*SUPPLIED RECORDS*:
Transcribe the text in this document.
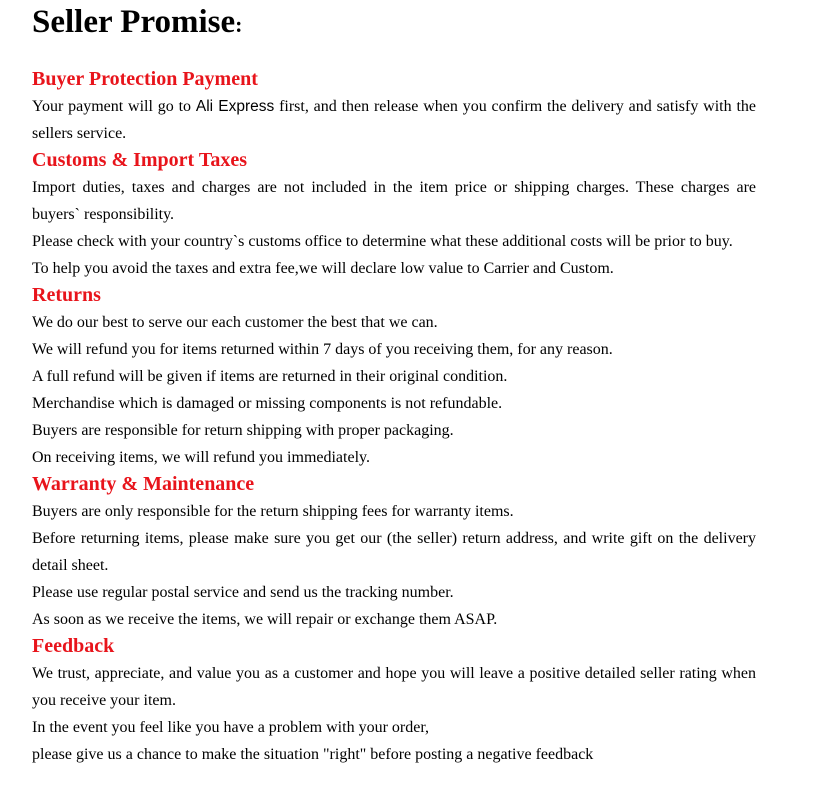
Seller Promise:
Buyer Protection Payment

Your payment will go to Ali Express first, and then release when you confirm the delivery and satisfy with the sellers service.

Customs & Import Taxes

Import duties, taxes and charges are not included in the item price or shipping charges. These charges are buyers` responsibility.

Please check with your country`s customs office to determine what these additional costs will be prior to buy.

To help you avoid the taxes and extra fee,we will declare low value to Carrier and Custom.

Returns

We do our best to serve our each customer the best that we can.

We will refund you for items returned within 7 days of you receiving them, for any reason.

A full refund will be given if items are returned in their original condition.

Merchandise which is damaged or missing components is not refundable.

Buyers are responsible for return shipping with proper packaging.

On receiving items, we will refund you immediately.

Warranty & Maintenance

Buyers are only responsible for the return shipping fees for warranty items.

Before returning items, please make sure you get our (the seller) return address, and write gift on the delivery detail sheet.

Please use regular postal service and send us the tracking number.

As soon as we receive the items, we will repair or exchange them ASAP.

Feedback

We trust, appreciate, and value you as a customer and hope you will leave a positive detailed seller rating when you receive your item.

In the event you feel like you have a problem with your order,

please give us a chance to make the situation "right" before posting a negative feedback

*THE EXERCISE*: Scan the entries above for the word "value" and collect each line holding it.

*ANSWER*:
To help you avoid the taxes and extra fee,we will declare low value to Carrier and Custom.
We trust, appreciate, and value you as a customer and hope you will leave a positive detailed seller rating when you receive your item.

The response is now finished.